- Set problem
Without the images, print all the entries below exactly as given.

— BEGIN Records supplied —

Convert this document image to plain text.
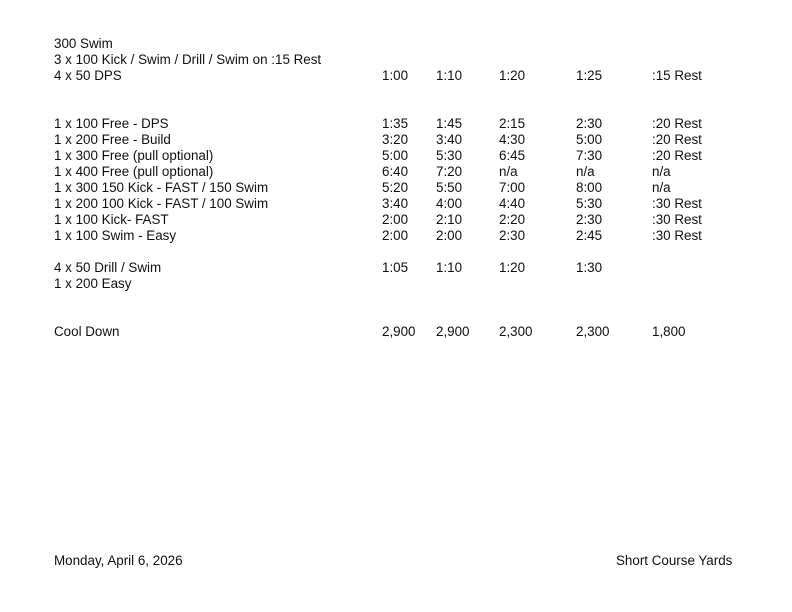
300 Swim
3 x 100 Kick / Swim / Drill / Swim on :15 Rest
4 x 50 DPS	1:00 1:10	1:20	1:25	:15 Rest
1 x 100 Free - DPS	1:35 1:45	2:15	2:30	:20 Rest
1 x 200 Free - Build	3:20 3:40	4:30	5:00	:20 Rest
1 x 300 Free (pull optional)	5:00 5:30	6:45	7:30	:20 Rest
1 x 400 Free (pull optional)	6:40 7:20	n/a	n/a	n/a
1 x 300 150 Kick - FAST / 150 Swim	5:20 5:50	7:00	8:00	n/a
1 x 200 100 Kick - FAST / 100 Swim	3:40 4:00	4:40	5:30	:30 Rest
1 x 100 Kick- FAST	2:00 2:10	2:20	2:30	:30 Rest
1 x 100 Swim - Easy	2:00 2:00	2:30	2:45	:30 Rest
4 x 50 Drill / Swim	1:05 1:10	1:20	1:30
1 x 200 Easy
Cool Down	2,900 2,900 2,300	2,300	1,800
Monday, April 6, 2026	Short Course Yards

— END Records supplied —

- Reply
Convert this document image to plain text.
300 Swim
3 x 100 Kick / Swim / Drill / Swim on :15 Rest
4 x 50 DPS	1:00 1:10	1:20	1:25	:15 Rest
1 x 100 Free - DPS	1:35 1:45	2:15	2:30	:20 Rest
1 x 200 Free - Build	3:20 3:40	4:30	5:00	:20 Rest
1 x 300 Free (pull optional)	5:00 5:30	6:45	7:30	:20 Rest
1 x 400 Free (pull optional)	6:40 7:20	n/a	n/a	n/a
1 x 300 150 Kick - FAST / 150 Swim	5:20 5:50	7:00	8:00	n/a
1 x 200 100 Kick - FAST / 100 Swim	3:40 4:00	4:40	5:30	:30 Rest
1 x 100 Kick- FAST	2:00 2:10	2:20	2:30	:30 Rest
1 x 100 Swim - Easy	2:00 2:00	2:30	2:45	:30 Rest
4 x 50 Drill / Swim	1:05 1:10	1:20	1:30
1 x 200 Easy
Cool Down	2,900 2,900 2,300	2,300	1,800
Monday, April 6, 2026	Short Course Yards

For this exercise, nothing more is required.